● Task prompt
Repeat the entire listing exactly as written.

● Extracted material

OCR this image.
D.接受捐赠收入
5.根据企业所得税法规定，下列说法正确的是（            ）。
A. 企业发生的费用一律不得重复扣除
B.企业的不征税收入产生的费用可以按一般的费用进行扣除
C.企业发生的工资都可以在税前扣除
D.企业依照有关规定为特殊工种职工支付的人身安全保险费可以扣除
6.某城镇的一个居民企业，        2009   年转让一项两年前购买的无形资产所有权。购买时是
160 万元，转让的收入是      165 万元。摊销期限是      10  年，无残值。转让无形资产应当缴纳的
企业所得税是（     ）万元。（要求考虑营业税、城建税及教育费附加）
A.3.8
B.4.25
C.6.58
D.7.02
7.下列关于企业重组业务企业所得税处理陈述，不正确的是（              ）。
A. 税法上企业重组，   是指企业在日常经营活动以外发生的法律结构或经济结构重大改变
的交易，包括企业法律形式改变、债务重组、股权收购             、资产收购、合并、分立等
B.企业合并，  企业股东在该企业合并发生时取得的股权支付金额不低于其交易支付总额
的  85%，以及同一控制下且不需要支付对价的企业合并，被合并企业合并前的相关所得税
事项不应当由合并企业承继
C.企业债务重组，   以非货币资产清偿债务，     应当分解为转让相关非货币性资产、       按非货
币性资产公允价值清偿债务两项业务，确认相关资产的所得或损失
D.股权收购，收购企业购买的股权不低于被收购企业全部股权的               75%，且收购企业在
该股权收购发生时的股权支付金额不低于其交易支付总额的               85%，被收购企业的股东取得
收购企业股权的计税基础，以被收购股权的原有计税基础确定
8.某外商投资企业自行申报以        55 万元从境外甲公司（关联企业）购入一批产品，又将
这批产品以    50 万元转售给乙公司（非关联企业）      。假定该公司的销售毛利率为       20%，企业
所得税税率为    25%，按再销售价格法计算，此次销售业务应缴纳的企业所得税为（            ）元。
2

● Correct response
OCR this image.
D.接受捐赠收入
5.根据企业所得税法规定，下列说法正确的是（            ）。
A. 企业发生的费用一律不得重复扣除
B.企业的不征税收入产生的费用可以按一般的费用进行扣除
C.企业发生的工资都可以在税前扣除
D.企业依照有关规定为特殊工种职工支付的人身安全保险费可以扣除
6.某城镇的一个居民企业，        2009   年转让一项两年前购买的无形资产所有权。购买时是
160 万元，转让的收入是      165 万元。摊销期限是      10  年，无残值。转让无形资产应当缴纳的
企业所得税是（     ）万元。（要求考虑营业税、城建税及教育费附加）
A.3.8
B.4.25
C.6.58
D.7.02
7.下列关于企业重组业务企业所得税处理陈述，不正确的是（              ）。
A. 税法上企业重组，   是指企业在日常经营活动以外发生的法律结构或经济结构重大改变
的交易，包括企业法律形式改变、债务重组、股权收购             、资产收购、合并、分立等
B.企业合并，  企业股东在该企业合并发生时取得的股权支付金额不低于其交易支付总额
的  85%，以及同一控制下且不需要支付对价的企业合并，被合并企业合并前的相关所得税
事项不应当由合并企业承继
C.企业债务重组，   以非货币资产清偿债务，     应当分解为转让相关非货币性资产、       按非货
币性资产公允价值清偿债务两项业务，确认相关资产的所得或损失
D.股权收购，收购企业购买的股权不低于被收购企业全部股权的               75%，且收购企业在
该股权收购发生时的股权支付金额不低于其交易支付总额的               85%，被收购企业的股东取得
收购企业股权的计税基础，以被收购股权的原有计税基础确定
8.某外商投资企业自行申报以        55 万元从境外甲公司（关联企业）购入一批产品，又将
这批产品以    50 万元转售给乙公司（非关联企业）      。假定该公司的销售毛利率为       20%，企业
所得税税率为    25%，按再销售价格法计算，此次销售业务应缴纳的企业所得税为（            ）元。
2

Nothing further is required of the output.